PROBLEM DETAILS: Quote the records in full and leave their pictures out.

(Entries from a visual dataset)

++++++++

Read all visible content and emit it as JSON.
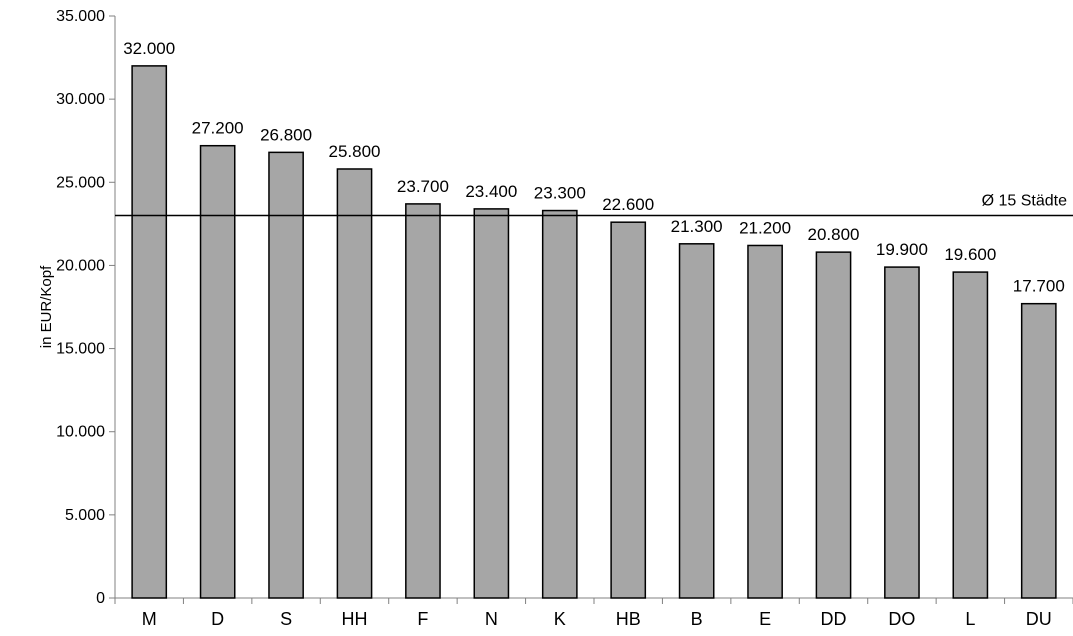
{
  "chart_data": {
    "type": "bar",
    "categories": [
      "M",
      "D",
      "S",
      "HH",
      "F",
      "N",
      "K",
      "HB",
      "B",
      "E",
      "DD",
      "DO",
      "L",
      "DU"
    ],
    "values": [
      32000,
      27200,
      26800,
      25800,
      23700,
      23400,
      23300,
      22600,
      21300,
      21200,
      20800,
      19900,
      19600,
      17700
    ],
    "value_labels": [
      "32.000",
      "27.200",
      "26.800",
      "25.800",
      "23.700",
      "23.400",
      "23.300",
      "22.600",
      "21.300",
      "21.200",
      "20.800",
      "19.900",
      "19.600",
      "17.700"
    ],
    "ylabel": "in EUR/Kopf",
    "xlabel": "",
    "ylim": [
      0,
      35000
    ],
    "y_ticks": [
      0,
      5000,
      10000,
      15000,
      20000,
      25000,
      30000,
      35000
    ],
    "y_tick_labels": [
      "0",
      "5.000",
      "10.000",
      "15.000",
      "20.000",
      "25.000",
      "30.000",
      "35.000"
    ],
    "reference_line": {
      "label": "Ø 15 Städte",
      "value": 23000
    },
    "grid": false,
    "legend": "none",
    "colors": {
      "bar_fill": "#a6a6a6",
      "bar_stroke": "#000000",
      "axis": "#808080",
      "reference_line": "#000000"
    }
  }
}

++++++++

EXERCISE RESULT:
Read all visible content and emit it as JSON.
{
  "chart_data": {
    "type": "bar",
    "categories": [
      "M",
      "D",
      "S",
      "HH",
      "F",
      "N",
      "K",
      "HB",
      "B",
      "E",
      "DD",
      "DO",
      "L",
      "DU"
    ],
    "values": [
      32000,
      27200,
      26800,
      25800,
      23700,
      23400,
      23300,
      22600,
      21300,
      21200,
      20800,
      19900,
      19600,
      17700
    ],
    "value_labels": [
      "32.000",
      "27.200",
      "26.800",
      "25.800",
      "23.700",
      "23.400",
      "23.300",
      "22.600",
      "21.300",
      "21.200",
      "20.800",
      "19.900",
      "19.600",
      "17.700"
    ],
    "ylabel": "in EUR/Kopf",
    "xlabel": "",
    "ylim": [
      0,
      35000
    ],
    "y_ticks": [
      0,
      5000,
      10000,
      15000,
      20000,
      25000,
      30000,
      35000
    ],
    "y_tick_labels": [
      "0",
      "5.000",
      "10.000",
      "15.000",
      "20.000",
      "25.000",
      "30.000",
      "35.000"
    ],
    "reference_line": {
      "label": "Ø 15 Städte",
      "value": 23000
    },
    "grid": false,
    "legend": "none",
    "colors": {
      "bar_fill": "#a6a6a6",
      "bar_stroke": "#000000",
      "axis": "#808080",
      "reference_line": "#000000"
    }
  }
}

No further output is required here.